→ Goal
Compute how many lines in the entries below contain "when", and output nothing but the number.

→ Listed entries
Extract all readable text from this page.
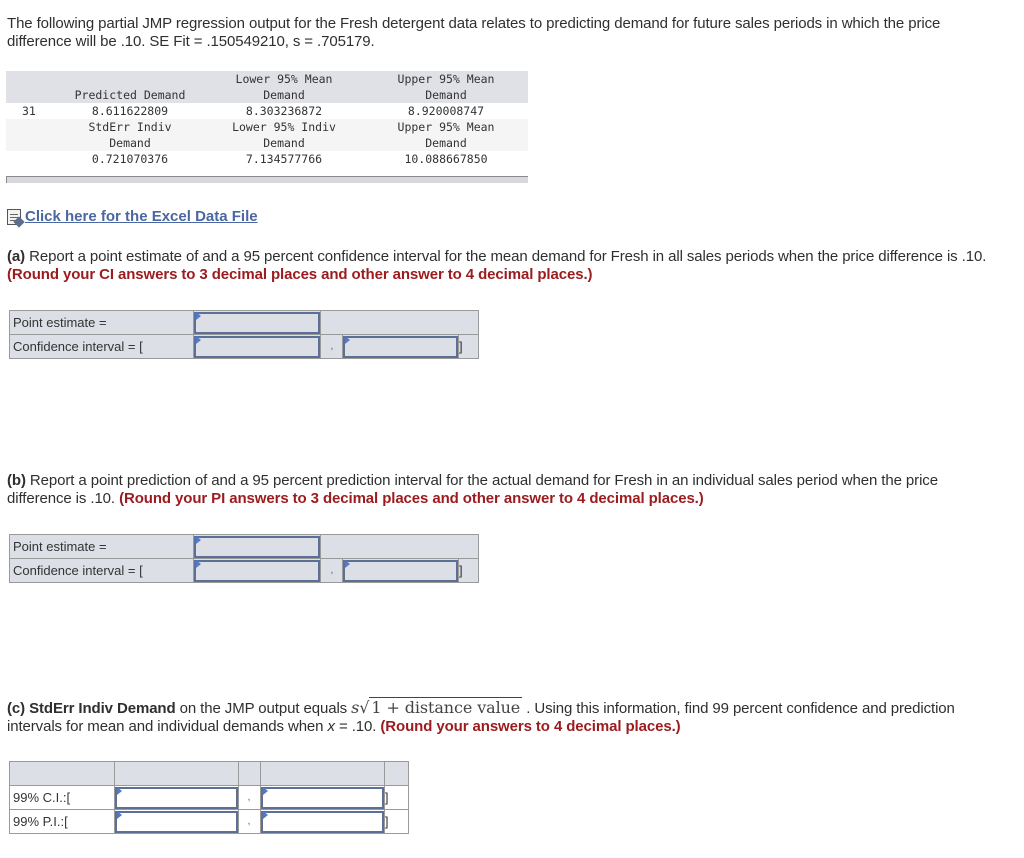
The following partial JMP regression output for the Fresh detergent data relates to predicting demand for future sales periods in which the price difference will be .10. SE Fit = .150549210, s = .705179.
Lower 95% Mean	Upper 95% Mean
Predicted Demand	Demand	Demand
31	8.611622809	8.303236872	8.920008747
StdErr Indiv	Lower 95% Indiv	Upper 95% Mean
Demand	Demand	Demand
0.721070376	7.134577766	10.088667850
Click here for the Excel Data File
(a) Report a point estimate of and a 95 percent confidence interval for the mean demand for Fresh in all sales periods when the price difference is .10. (Round your CI answers to 3 decimal places and other answer to 4 decimal places.)
Point estimate =	

Confidence interval = [		,		]
(b) Report a point prediction of and a 95 percent prediction interval for the actual demand for Fresh in an individual sales period when the price difference is .10. (Round your PI answers to 3 decimal places and other answer to 4 decimal places.)
Point estimate =	

Confidence interval = [		,		]
(c) StdErr Indiv Demand on the JMP output equals s√ 1 + distance value . Using this information, find 99 percent confidence and prediction intervals for mean and individual demands when x = .10. (Round your answers to 4 decimal places.)

99% C.I.:[		,		]
99% P.I.:[		,		]
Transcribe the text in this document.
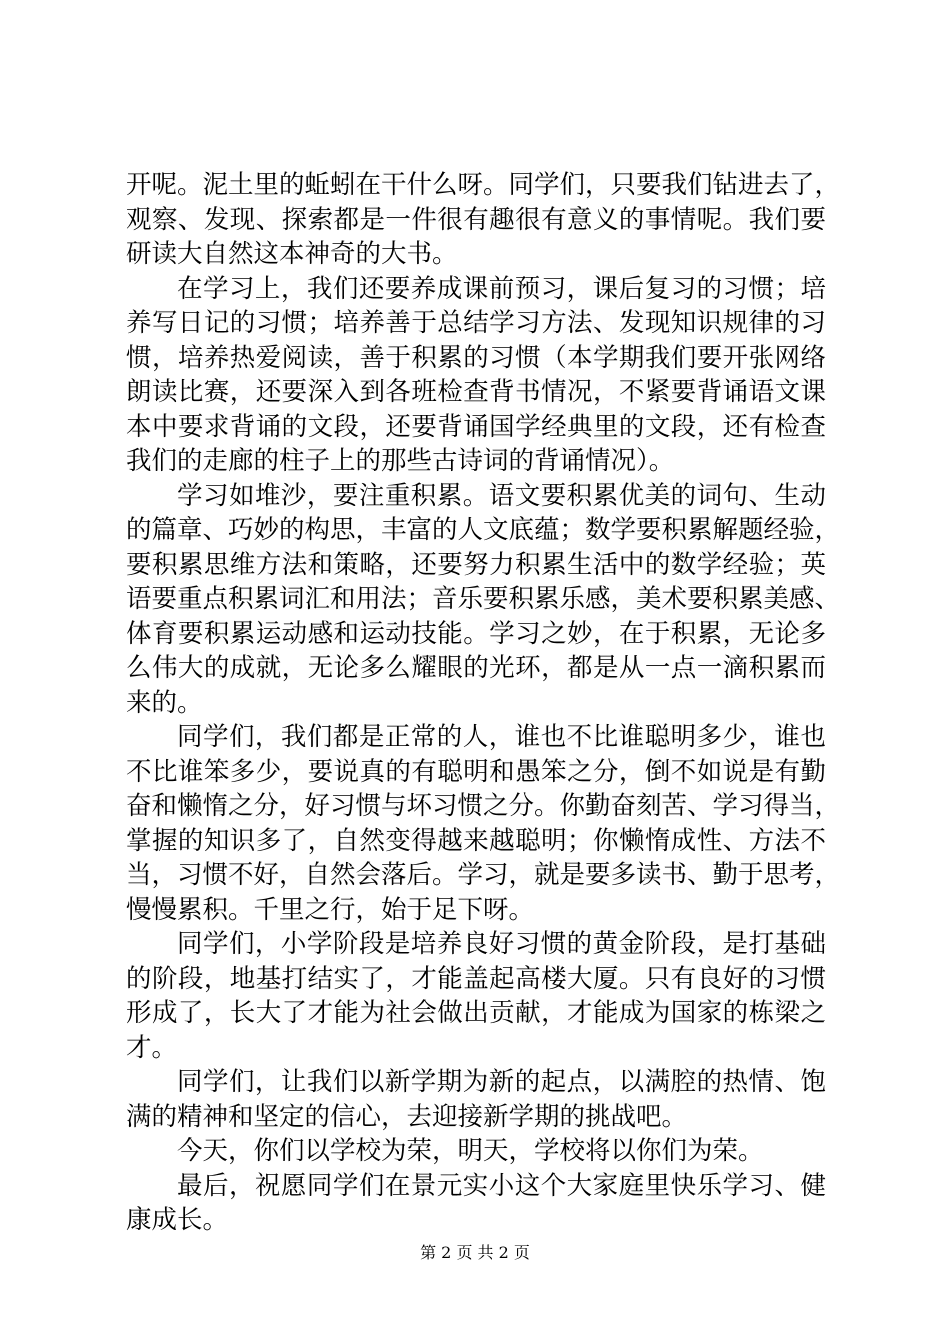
开呢。泥土里的蚯蚓在干什么呀。同学们，只要我们钻进去了，
观察、发现、探索都是一件很有趣很有意义的事情呢。我们要
研读大自然这本神奇的大书。
在学习上，我们还要养成课前预习，课后复习的习惯；培
养写日记的习惯；培养善于总结学习方法、发现知识规律的习
惯，培养热爱阅读，善于积累的习惯（本学期我们要开张网络
朗读比赛，还要深入到各班检查背书情况，不紧要背诵语文课
本中要求背诵的文段，还要背诵国学经典里的文段，还有检查
我们的走廊的柱子上的那些古诗词的背诵情况）。
学习如堆沙，要注重积累。语文要积累优美的词句、生动
的篇章、巧妙的构思，丰富的人文底蕴；数学要积累解题经验，
要积累思维方法和策略，还要努力积累生活中的数学经验；英
语要重点积累词汇和用法；音乐要积累乐感，美术要积累美感、
体育要积累运动感和运动技能。学习之妙，在于积累，无论多
么伟大的成就，无论多么耀眼的光环，都是从一点一滴积累而
来的。
同学们，我们都是正常的人，谁也不比谁聪明多少，谁也
不比谁笨多少，要说真的有聪明和愚笨之分，倒不如说是有勤
奋和懒惰之分，好习惯与坏习惯之分。你勤奋刻苦、学习得当，
掌握的知识多了，自然变得越来越聪明；你懒惰成性、方法不
当，习惯不好，自然会落后。学习，就是要多读书、勤于思考，
慢慢累积。千里之行，始于足下呀。
同学们，小学阶段是培养良好习惯的黄金阶段，是打基础
的阶段，地基打结实了，才能盖起高楼大厦。只有良好的习惯
形成了，长大了才能为社会做出贡献，才能成为国家的栋梁之
才。
同学们，让我们以新学期为新的起点，以满腔的热情、饱
满的精神和坚定的信心，去迎接新学期的挑战吧。
今天，你们以学校为荣，明天，学校将以你们为荣。
最后，祝愿同学们在景元实小这个大家庭里快乐学习、健
康成长。
第 2 页 共 2 页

→ Correct answer
3